**YOUR OBJECTIVE**
Track down the lines that contain "have" and copy them.

**STORED DATA**
__________________________________________________

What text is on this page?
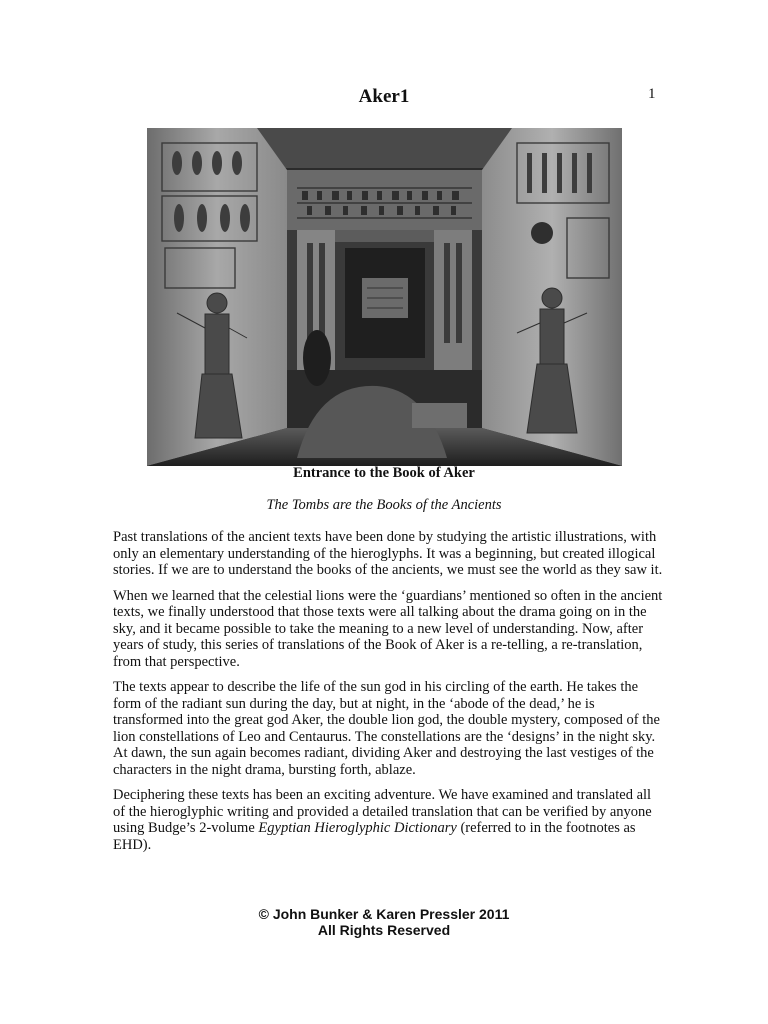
1
Aker1
Entrance to the Book of Aker
The Tombs are the Books of the Ancients

Past translations of the ancient texts have been done by studying the artistic illustrations, with only an elementary understanding of the hieroglyphs. It was a beginning, but created illogical stories. If we are to understand the books of the ancients, we must see the world as they saw it.

When we learned that the celestial lions were the ‘guardians’ mentioned so often in the ancient texts, we finally understood that those texts were all talking about the drama going on in the sky, and it became possible to take the meaning to a new level of understanding. Now, after years of study, this series of translations of the Book of Aker is a re-telling, a re-translation, from that perspective.

The texts appear to describe the life of the sun god in his circling of the earth. He takes the form of the radiant sun during the day, but at night, in the ‘abode of the dead,’ he is transformed into the great god Aker, the double lion god, the double mystery, composed of the lion constellations of Leo and Centaurus. The constellations are the ‘designs’ in the night sky. At dawn, the sun again becomes radiant, dividing Aker and destroying the last vestiges of the characters in the night drama, bursting forth, ablaze.

Deciphering these texts has been an exciting adventure. We have examined and translated all of the hieroglyphic writing and provided a detailed translation that can be verified by anyone using Budge’s 2-volume Egyptian Hieroglyphic Dictionary (referred to in the footnotes as EHD).

© John Bunker & Karen Pressler 2011
All Rights Reserved
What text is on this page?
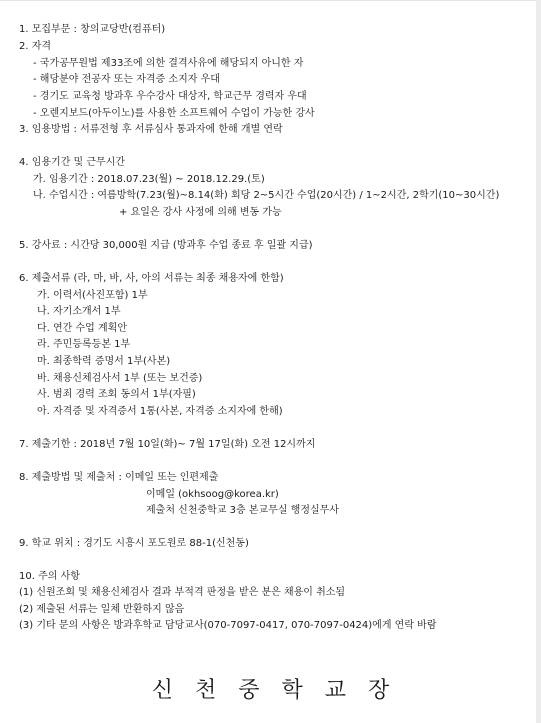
1. 모집부문 : 창의교당반(컴퓨터)
2. 자격
- 국가공무원법 제33조에 의한 결격사유에 해당되지 아니한 자
- 해당분야 전공자 또는 자격증 소지자 우대
- 경기도 교육청 방과후 우수강사 대상자, 학교근무 경력자 우대
- 오렌지보드(아두이노)를 사용한 소프트웨어 수업이 가능한 강사
3. 임용방법 : 서류전형 후 서류심사 통과자에 한해 개별 연락
4. 임용기간 및 근무시간
가. 임용기간 : 2018.07.23(월) ~ 2018.12.29.(토)
나. 수업시간 : 여름방학(7.23(월)~8.14(화) 회당 2~5시간 수업(20시간) / 1~2시간, 2학기(10~30시간)
+ 요일은 강사 사정에 의해 변동 가능
5. 강사료 : 시간당 30,000원 지급 (방과후 수업 종료 후 일괄 지급)
6. 제출서류 (라, 마, 바, 사, 아의 서류는 최종 채용자에 한함)
가. 이력서(사진포함) 1부
나. 자기소개서 1부
다. 연간 수업 계획안
라. 주민등록등본 1부
마. 최종학력 증명서 1부(사본)
바. 채용신체검사서 1부 (또는 보건증)
사. 범죄 경력 조회 동의서 1부(자필)
아. 자격증 및 자격증서 1통(사본, 자격증 소지자에 한해)
7. 제출기한 : 2018년 7월 10일(화)~ 7월 17일(화) 오전 12시까지
8. 제출방법 및 제출처 : 이메일 또는 인편제출
이메일 (okhsoog@korea.kr)
제출처 신천중학교 3층 본교무실 행정실무사
9. 학교 위치 : 경기도 시흥시 포도원로 88-1(신천동)
10. 주의 사항
(1) 신원조회 및 채용신체검사 결과 부적격 판정을 받은 분은 채용이 취소됨
(2) 제출된 서류는 일체 반환하지 않음
(3) 기타 문의 사항은 방과후학교 담당교사(070-7097-0417, 070-7097-0424)에게 연락 바람
신천중학교장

__________________________________________________

**CORRECT RESPONSE**
Past translations of the ancient texts have been done by studying the artistic illustrations, with only an elementary understanding of the hieroglyphs. It was a beginning, but created illogical stories. If we are to understand the books of the ancients, we must see the world as they saw it.
Deciphering these texts has been an exciting adventure. We have examined and translated all of the hieroglyphic writing and provided a detailed translation that can be verified by anyone using Budge’s 2-volume Egyptian Hieroglyphic Dictionary (referred to in the footnotes as EHD).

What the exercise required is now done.